__Your objective__
Return all of the entries exactly as written.
— Start Stored rows —
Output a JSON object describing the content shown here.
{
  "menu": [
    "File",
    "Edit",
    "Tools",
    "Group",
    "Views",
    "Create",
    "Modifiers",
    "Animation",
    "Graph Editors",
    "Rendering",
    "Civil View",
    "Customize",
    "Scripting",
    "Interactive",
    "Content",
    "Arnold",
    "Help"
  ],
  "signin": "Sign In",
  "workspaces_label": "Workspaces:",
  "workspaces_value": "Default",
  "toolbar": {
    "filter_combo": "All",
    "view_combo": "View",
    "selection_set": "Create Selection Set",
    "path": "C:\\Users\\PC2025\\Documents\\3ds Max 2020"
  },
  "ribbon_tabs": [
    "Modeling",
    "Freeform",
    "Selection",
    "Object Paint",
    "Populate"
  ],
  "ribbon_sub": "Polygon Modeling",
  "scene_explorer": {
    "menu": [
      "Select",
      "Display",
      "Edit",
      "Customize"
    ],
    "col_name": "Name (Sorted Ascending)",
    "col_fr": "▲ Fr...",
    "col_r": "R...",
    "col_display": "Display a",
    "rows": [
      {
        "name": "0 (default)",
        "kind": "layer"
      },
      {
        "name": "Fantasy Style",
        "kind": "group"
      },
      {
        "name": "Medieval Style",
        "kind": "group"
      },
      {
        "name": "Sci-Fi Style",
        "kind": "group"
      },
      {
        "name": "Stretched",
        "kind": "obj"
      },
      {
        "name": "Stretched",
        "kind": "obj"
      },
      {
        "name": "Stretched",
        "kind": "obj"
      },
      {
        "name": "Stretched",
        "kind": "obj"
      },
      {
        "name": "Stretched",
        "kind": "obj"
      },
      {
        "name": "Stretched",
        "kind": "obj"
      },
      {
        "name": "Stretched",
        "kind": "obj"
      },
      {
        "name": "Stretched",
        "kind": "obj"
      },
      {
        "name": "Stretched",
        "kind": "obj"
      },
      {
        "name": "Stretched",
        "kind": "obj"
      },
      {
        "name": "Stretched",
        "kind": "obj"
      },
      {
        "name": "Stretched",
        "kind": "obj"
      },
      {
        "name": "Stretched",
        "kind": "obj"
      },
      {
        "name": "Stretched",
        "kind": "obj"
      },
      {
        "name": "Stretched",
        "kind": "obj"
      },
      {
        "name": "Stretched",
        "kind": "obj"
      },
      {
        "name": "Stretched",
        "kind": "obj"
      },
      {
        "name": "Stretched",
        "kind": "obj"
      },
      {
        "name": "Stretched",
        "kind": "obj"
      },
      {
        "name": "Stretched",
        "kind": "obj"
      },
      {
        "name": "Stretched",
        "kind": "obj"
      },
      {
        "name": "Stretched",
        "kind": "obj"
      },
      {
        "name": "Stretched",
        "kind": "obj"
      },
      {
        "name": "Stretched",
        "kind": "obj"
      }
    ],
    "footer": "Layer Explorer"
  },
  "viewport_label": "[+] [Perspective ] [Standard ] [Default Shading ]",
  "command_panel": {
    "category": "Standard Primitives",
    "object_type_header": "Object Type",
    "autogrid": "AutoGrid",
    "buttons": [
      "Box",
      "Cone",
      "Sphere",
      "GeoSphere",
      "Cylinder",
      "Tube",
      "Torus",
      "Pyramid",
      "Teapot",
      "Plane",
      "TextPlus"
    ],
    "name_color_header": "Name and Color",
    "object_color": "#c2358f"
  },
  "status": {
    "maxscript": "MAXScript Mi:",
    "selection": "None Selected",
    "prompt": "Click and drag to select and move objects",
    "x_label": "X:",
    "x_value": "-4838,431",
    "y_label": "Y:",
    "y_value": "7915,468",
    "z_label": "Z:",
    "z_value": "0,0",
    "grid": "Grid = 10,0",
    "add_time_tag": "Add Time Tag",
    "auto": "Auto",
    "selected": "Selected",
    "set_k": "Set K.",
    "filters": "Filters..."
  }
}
— End Stored rows —
__Result__
Output a JSON object describing the content shown here.
{
  "menu": [
    "File",
    "Edit",
    "Tools",
    "Group",
    "Views",
    "Create",
    "Modifiers",
    "Animation",
    "Graph Editors",
    "Rendering",
    "Civil View",
    "Customize",
    "Scripting",
    "Interactive",
    "Content",
    "Arnold",
    "Help"
  ],
  "signin": "Sign In",
  "workspaces_label": "Workspaces:",
  "workspaces_value": "Default",
  "toolbar": {
    "filter_combo": "All",
    "view_combo": "View",
    "selection_set": "Create Selection Set",
    "path": "C:\\Users\\PC2025\\Documents\\3ds Max 2020"
  },
  "ribbon_tabs": [
    "Modeling",
    "Freeform",
    "Selection",
    "Object Paint",
    "Populate"
  ],
  "ribbon_sub": "Polygon Modeling",
  "scene_explorer": {
    "menu": [
      "Select",
      "Display",
      "Edit",
      "Customize"
    ],
    "col_name": "Name (Sorted Ascending)",
    "col_fr": "▲ Fr...",
    "col_r": "R...",
    "col_display": "Display a",
    "rows": [
      {
        "name": "0 (default)",
        "kind": "layer"
      },
      {
        "name": "Fantasy Style",
        "kind": "group"
      },
      {
        "name": "Medieval Style",
        "kind": "group"
      },
      {
        "name": "Sci-Fi Style",
        "kind": "group"
      },
      {
        "name": "Stretched",
        "kind": "obj"
      },
      {
        "name": "Stretched",
        "kind": "obj"
      },
      {
        "name": "Stretched",
        "kind": "obj"
      },
      {
        "name": "Stretched",
        "kind": "obj"
      },
      {
        "name": "Stretched",
        "kind": "obj"
      },
      {
        "name": "Stretched",
        "kind": "obj"
      },
      {
        "name": "Stretched",
        "kind": "obj"
      },
      {
        "name": "Stretched",
        "kind": "obj"
      },
      {
        "name": "Stretched",
        "kind": "obj"
      },
      {
        "name": "Stretched",
        "kind": "obj"
      },
      {
        "name": "Stretched",
        "kind": "obj"
      },
      {
        "name": "Stretched",
        "kind": "obj"
      },
      {
        "name": "Stretched",
        "kind": "obj"
      },
      {
        "name": "Stretched",
        "kind": "obj"
      },
      {
        "name": "Stretched",
        "kind": "obj"
      },
      {
        "name": "Stretched",
        "kind": "obj"
      },
      {
        "name": "Stretched",
        "kind": "obj"
      },
      {
        "name": "Stretched",
        "kind": "obj"
      },
      {
        "name": "Stretched",
        "kind": "obj"
      },
      {
        "name": "Stretched",
        "kind": "obj"
      },
      {
        "name": "Stretched",
        "kind": "obj"
      },
      {
        "name": "Stretched",
        "kind": "obj"
      },
      {
        "name": "Stretched",
        "kind": "obj"
      },
      {
        "name": "Stretched",
        "kind": "obj"
      }
    ],
    "footer": "Layer Explorer"
  },
  "viewport_label": "[+] [Perspective ] [Standard ] [Default Shading ]",
  "command_panel": {
    "category": "Standard Primitives",
    "object_type_header": "Object Type",
    "autogrid": "AutoGrid",
    "buttons": [
      "Box",
      "Cone",
      "Sphere",
      "GeoSphere",
      "Cylinder",
      "Tube",
      "Torus",
      "Pyramid",
      "Teapot",
      "Plane",
      "TextPlus"
    ],
    "name_color_header": "Name and Color",
    "object_color": "#c2358f"
  },
  "status": {
    "maxscript": "MAXScript Mi:",
    "selection": "None Selected",
    "prompt": "Click and drag to select and move objects",
    "x_label": "X:",
    "x_value": "-4838,431",
    "y_label": "Y:",
    "y_value": "7915,468",
    "z_label": "Z:",
    "z_value": "0,0",
    "grid": "Grid = 10,0",
    "add_time_tag": "Add Time Tag",
    "auto": "Auto",
    "selected": "Selected",
    "set_k": "Set K.",
    "filters": "Filters..."
  }
}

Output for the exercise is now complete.